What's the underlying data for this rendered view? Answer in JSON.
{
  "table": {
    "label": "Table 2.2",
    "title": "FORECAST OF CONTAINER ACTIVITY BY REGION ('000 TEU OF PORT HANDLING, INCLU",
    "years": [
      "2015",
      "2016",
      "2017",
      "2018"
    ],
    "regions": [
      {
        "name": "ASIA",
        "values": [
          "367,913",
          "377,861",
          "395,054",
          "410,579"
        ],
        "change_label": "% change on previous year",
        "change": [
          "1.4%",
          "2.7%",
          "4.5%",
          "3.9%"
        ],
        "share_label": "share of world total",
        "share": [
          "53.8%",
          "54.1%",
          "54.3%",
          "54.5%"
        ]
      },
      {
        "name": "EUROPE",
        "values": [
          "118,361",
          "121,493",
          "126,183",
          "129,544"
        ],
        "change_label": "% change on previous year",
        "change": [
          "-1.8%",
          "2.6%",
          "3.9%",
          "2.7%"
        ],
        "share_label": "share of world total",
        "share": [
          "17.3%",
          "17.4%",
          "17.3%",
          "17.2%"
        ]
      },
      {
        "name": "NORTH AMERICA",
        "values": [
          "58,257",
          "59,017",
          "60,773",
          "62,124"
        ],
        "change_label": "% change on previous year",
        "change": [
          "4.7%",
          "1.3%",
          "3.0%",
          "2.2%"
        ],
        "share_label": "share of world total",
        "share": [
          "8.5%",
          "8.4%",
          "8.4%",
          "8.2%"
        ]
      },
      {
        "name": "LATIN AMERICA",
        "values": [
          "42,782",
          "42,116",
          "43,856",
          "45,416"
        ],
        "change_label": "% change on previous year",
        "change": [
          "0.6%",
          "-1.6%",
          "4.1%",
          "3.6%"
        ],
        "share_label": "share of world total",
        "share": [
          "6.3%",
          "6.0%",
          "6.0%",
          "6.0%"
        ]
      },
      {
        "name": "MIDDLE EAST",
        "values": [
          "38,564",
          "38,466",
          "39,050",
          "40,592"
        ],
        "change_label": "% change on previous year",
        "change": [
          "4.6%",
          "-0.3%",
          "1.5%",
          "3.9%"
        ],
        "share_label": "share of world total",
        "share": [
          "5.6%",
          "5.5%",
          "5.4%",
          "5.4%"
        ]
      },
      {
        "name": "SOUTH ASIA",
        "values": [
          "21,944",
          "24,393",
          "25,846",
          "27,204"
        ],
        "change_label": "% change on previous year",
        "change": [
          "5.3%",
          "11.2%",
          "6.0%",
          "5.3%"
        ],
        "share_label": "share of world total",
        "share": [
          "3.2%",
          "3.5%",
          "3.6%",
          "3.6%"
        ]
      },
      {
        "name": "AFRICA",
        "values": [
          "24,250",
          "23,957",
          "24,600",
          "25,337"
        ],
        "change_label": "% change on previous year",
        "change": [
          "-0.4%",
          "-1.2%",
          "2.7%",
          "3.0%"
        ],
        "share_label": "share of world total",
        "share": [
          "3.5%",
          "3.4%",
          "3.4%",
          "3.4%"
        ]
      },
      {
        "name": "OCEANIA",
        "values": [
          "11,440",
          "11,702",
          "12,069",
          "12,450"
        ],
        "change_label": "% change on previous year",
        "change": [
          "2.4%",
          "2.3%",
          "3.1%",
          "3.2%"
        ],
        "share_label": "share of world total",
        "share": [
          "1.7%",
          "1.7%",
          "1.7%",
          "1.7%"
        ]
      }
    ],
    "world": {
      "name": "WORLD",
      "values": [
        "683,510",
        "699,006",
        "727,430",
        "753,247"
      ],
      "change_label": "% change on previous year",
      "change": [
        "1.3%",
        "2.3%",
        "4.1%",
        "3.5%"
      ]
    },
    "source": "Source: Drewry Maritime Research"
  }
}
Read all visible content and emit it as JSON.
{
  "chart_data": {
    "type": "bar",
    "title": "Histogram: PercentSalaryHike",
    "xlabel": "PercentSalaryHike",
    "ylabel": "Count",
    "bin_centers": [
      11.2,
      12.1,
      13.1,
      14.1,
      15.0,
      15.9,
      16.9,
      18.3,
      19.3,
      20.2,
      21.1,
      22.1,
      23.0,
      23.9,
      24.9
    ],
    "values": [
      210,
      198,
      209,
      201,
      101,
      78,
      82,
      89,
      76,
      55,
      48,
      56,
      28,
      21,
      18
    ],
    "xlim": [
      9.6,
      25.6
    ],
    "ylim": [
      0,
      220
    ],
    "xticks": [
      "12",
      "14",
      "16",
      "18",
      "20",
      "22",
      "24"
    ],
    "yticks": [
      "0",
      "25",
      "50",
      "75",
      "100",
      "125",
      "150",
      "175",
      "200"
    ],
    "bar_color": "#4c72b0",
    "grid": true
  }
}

-=-=-=-=-

■ **What to produce**
Gather and return every line that holds the string "title".

■ **The completed task**
    "title": "FORECAST OF CONTAINER ACTIVITY BY REGION ('000 TEU OF PORT HANDLING, INCLU",
    "title": "Histogram: PercentSalaryHike",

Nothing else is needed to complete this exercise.